▶ WORK INSTRUCTIONS
Pull every line containing "桂教科研" from the entries.

▶ PROVIDED MATERIAL
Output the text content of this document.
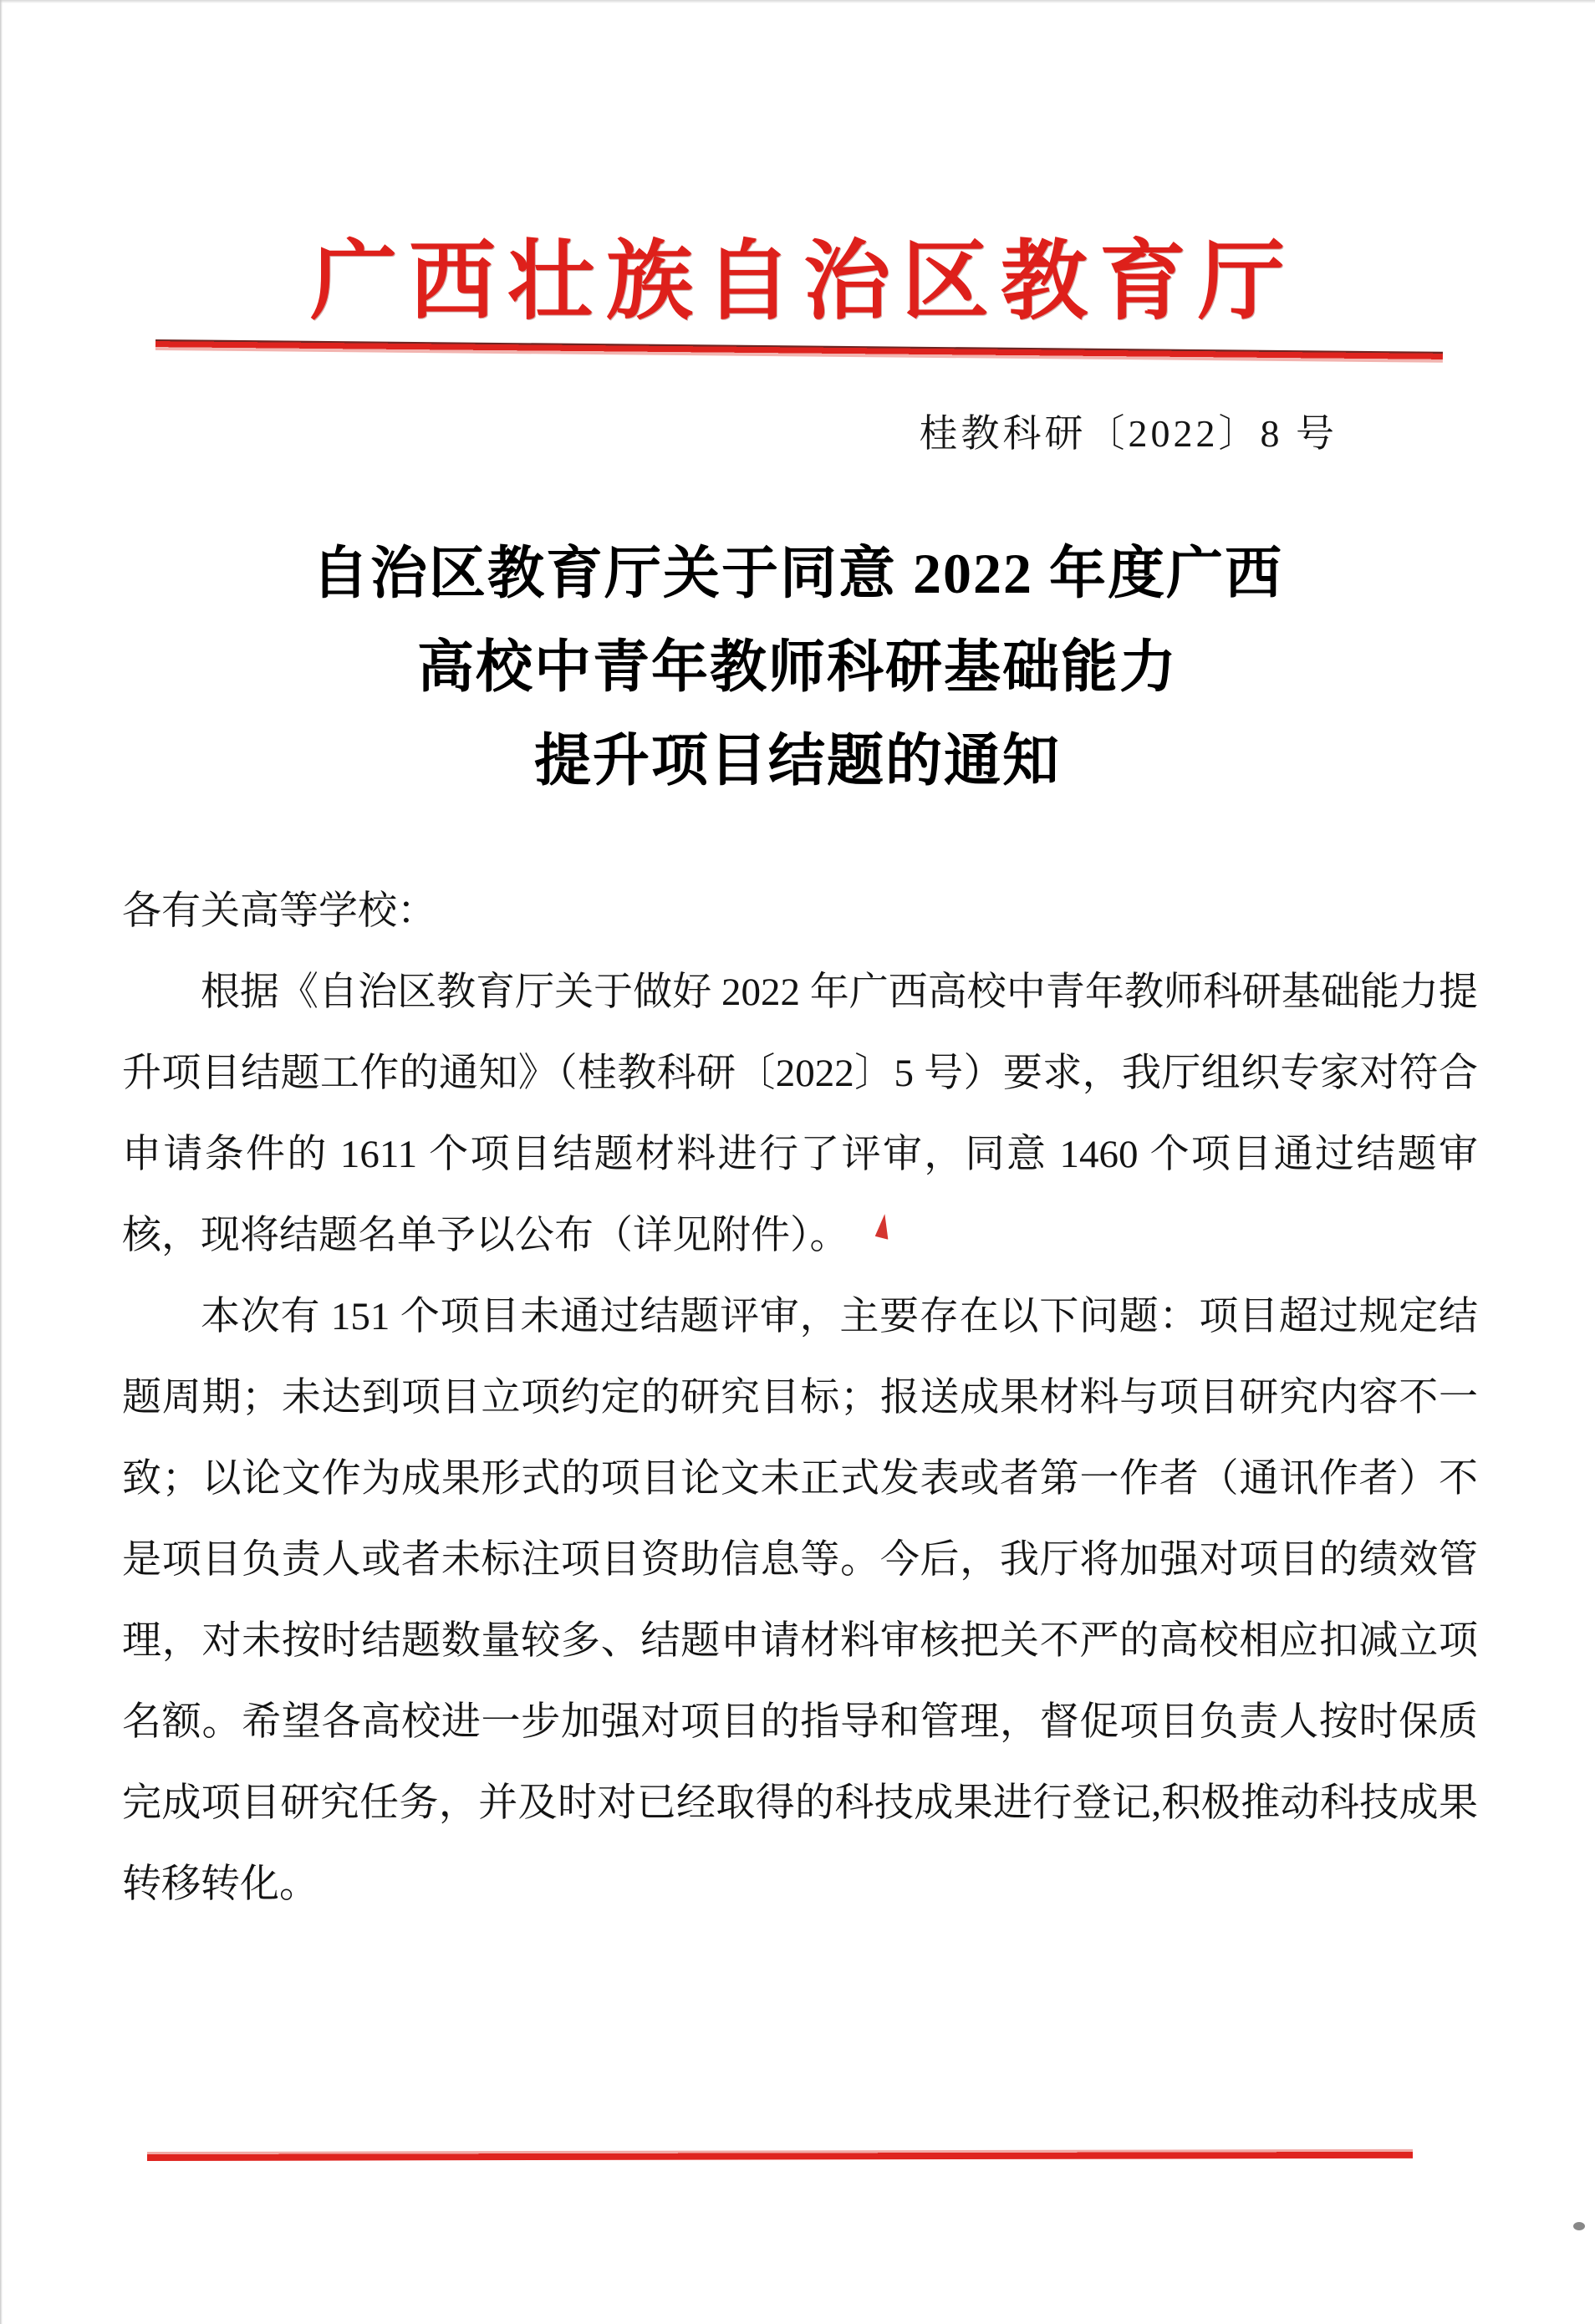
广西壮族自治区教育厅
桂教科研〔2022〕8 号
自治区教育厅关于同意 2022 年度广西
高校中青年教师科研基础能力
提升项目结题的通知

各有关高等学校：

根据《自治区教育厅关于做好 2022 年广西高校中青年教师科研基础能力提升项目结题工作的通知》（桂教科研〔2022〕5 号）要求，我厅组织专家对符合申请条件的 1611 个项目结题材料进行了评审，同意 1460 个项目通过结题审核，现将结题名单予以公布（详见附件）。

本次有 151 个项目未通过结题评审，主要存在以下问题：项目超过规定结题周期；未达到项目立项约定的研究目标；报送成果材料与项目研究内容不一致；以论文作为成果形式的项目论文未正式发表或者第一作者（通讯作者）不是项目负责人或者未标注项目资助信息等。今后，我厅将加强对项目的绩效管理，对未按时结题数量较多、结题申请材料审核把关不严的高校相应扣减立项名额。希望各高校进一步加强对项目的指导和管理，督促项目负责人按时保质完成项目研究任务，并及时对已经取得的科技成果进行登记,积极推动科技成果转移转化。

▶ TASK RESPONSE
桂教科研〔2022〕8 号
根据《自治区教育厅关于做好 2022 年广西高校中青年教师科研基础能力提升项目结题工作的通知》（桂教科研〔2022〕5 号）要求，我厅组织专家对符合申请条件的 1611 个项目结题材料进行了评审，同意 1460 个项目通过结题审核，现将结题名单予以公布（详见附件）。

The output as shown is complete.